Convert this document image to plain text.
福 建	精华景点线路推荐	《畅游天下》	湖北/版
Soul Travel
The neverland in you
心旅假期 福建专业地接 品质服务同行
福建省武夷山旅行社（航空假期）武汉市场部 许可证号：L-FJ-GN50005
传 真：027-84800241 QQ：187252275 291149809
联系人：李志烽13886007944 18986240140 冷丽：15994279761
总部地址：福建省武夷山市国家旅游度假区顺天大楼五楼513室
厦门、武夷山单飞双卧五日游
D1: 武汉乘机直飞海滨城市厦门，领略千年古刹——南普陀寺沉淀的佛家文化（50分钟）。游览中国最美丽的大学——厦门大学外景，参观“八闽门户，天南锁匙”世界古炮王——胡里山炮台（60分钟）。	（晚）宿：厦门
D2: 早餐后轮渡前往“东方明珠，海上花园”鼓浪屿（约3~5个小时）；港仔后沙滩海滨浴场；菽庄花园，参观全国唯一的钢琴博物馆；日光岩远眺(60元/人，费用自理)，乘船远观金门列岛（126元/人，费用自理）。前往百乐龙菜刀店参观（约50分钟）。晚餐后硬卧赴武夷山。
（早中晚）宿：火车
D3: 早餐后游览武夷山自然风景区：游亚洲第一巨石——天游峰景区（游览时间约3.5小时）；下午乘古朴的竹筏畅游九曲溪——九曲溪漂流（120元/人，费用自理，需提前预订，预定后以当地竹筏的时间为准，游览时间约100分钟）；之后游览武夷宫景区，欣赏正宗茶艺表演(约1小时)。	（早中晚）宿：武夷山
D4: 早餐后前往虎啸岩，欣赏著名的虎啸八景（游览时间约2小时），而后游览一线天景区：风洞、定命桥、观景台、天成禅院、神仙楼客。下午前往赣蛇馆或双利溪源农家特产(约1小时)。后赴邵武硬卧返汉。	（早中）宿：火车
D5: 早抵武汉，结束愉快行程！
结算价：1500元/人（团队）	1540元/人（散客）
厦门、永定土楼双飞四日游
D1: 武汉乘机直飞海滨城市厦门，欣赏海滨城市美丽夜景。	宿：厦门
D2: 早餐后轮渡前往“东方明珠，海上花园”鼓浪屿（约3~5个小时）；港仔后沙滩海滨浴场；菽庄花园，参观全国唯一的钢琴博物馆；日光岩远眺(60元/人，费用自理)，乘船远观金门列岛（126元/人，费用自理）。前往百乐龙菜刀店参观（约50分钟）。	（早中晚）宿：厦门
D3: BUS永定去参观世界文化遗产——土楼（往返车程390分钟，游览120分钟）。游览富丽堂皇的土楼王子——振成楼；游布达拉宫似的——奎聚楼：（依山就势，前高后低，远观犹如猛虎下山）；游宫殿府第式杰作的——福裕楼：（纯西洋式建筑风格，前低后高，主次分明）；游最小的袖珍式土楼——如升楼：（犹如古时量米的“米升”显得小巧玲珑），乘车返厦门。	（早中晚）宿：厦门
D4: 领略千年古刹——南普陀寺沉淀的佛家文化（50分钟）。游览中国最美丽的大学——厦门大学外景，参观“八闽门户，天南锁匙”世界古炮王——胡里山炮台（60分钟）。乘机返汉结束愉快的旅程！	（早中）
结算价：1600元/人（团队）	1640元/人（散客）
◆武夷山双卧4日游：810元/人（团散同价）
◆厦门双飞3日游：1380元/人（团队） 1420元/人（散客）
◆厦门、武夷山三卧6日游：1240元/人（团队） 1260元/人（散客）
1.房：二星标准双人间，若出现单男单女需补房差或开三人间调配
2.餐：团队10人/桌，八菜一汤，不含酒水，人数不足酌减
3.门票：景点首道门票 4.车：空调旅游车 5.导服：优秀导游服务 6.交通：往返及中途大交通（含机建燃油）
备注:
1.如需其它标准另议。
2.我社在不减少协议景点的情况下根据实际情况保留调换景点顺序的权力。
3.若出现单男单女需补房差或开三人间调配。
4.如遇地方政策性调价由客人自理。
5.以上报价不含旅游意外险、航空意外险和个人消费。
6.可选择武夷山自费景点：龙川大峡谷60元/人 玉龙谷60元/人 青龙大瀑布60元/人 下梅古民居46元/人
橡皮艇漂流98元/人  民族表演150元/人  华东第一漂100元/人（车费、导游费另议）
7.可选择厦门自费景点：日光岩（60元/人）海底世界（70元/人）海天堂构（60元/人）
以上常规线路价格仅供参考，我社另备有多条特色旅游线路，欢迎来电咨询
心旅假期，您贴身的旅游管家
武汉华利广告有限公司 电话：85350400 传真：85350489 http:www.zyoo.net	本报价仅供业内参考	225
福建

● What the task asks
List each line holding the string "乘船远观金门列岛".

● Reply to the task
D2: 早餐后轮渡前往“东方明珠，海上花园”鼓浪屿（约3~5个小时）；港仔后沙滩海滨浴场；菽庄花园，参观全国唯一的钢琴博物馆；日光岩远眺(60元/人，费用自理)，乘船远观金门列岛（126元/人，费用自理）。前往百乐龙菜刀店参观（约50分钟）。晚餐后硬卧赴武夷山。
D2: 早餐后轮渡前往“东方明珠，海上花园”鼓浪屿（约3~5个小时）；港仔后沙滩海滨浴场；菽庄花园，参观全国唯一的钢琴博物馆；日光岩远眺(60元/人，费用自理)，乘船远观金门列岛（126元/人，费用自理）。前往百乐龙菜刀店参观（约50分钟）。	（早中晚）宿：厦门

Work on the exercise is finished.